## GIVEN EXERCISE
Your task is to repeat the listing exactly.

## Chart and figure data

==============================

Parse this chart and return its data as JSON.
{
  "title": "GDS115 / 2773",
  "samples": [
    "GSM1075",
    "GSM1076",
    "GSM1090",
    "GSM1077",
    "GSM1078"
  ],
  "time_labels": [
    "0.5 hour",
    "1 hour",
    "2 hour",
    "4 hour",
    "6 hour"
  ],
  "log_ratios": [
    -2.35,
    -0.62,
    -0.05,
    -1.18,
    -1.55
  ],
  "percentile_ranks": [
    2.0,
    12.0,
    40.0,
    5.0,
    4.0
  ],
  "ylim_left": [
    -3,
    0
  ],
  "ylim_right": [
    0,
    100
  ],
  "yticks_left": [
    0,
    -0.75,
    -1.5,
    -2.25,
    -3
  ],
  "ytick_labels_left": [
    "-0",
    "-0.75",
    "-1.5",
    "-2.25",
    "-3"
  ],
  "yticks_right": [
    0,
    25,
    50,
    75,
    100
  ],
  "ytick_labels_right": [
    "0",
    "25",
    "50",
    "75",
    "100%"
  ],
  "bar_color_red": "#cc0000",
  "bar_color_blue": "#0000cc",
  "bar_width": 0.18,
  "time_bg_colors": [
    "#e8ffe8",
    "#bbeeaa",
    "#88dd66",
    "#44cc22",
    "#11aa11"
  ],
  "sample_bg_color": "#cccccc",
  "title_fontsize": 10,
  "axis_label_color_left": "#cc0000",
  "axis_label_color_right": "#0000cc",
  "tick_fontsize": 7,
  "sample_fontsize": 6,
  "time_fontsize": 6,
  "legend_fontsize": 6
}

==============================

## IN RESPONSE
Parse this chart and return its data as JSON.
{
  "title": "GDS115 / 2773",
  "samples": [
    "GSM1075",
    "GSM1076",
    "GSM1090",
    "GSM1077",
    "GSM1078"
  ],
  "time_labels": [
    "0.5 hour",
    "1 hour",
    "2 hour",
    "4 hour",
    "6 hour"
  ],
  "log_ratios": [
    -2.35,
    -0.62,
    -0.05,
    -1.18,
    -1.55
  ],
  "percentile_ranks": [
    2.0,
    12.0,
    40.0,
    5.0,
    4.0
  ],
  "ylim_left": [
    -3,
    0
  ],
  "ylim_right": [
    0,
    100
  ],
  "yticks_left": [
    0,
    -0.75,
    -1.5,
    -2.25,
    -3
  ],
  "ytick_labels_left": [
    "-0",
    "-0.75",
    "-1.5",
    "-2.25",
    "-3"
  ],
  "yticks_right": [
    0,
    25,
    50,
    75,
    100
  ],
  "ytick_labels_right": [
    "0",
    "25",
    "50",
    "75",
    "100%"
  ],
  "bar_color_red": "#cc0000",
  "bar_color_blue": "#0000cc",
  "bar_width": 0.18,
  "time_bg_colors": [
    "#e8ffe8",
    "#bbeeaa",
    "#88dd66",
    "#44cc22",
    "#11aa11"
  ],
  "sample_bg_color": "#cccccc",
  "title_fontsize": 10,
  "axis_label_color_left": "#cc0000",
  "axis_label_color_right": "#0000cc",
  "tick_fontsize": 7,
  "sample_fontsize": 6,
  "time_fontsize": 6,
  "legend_fontsize": 6
}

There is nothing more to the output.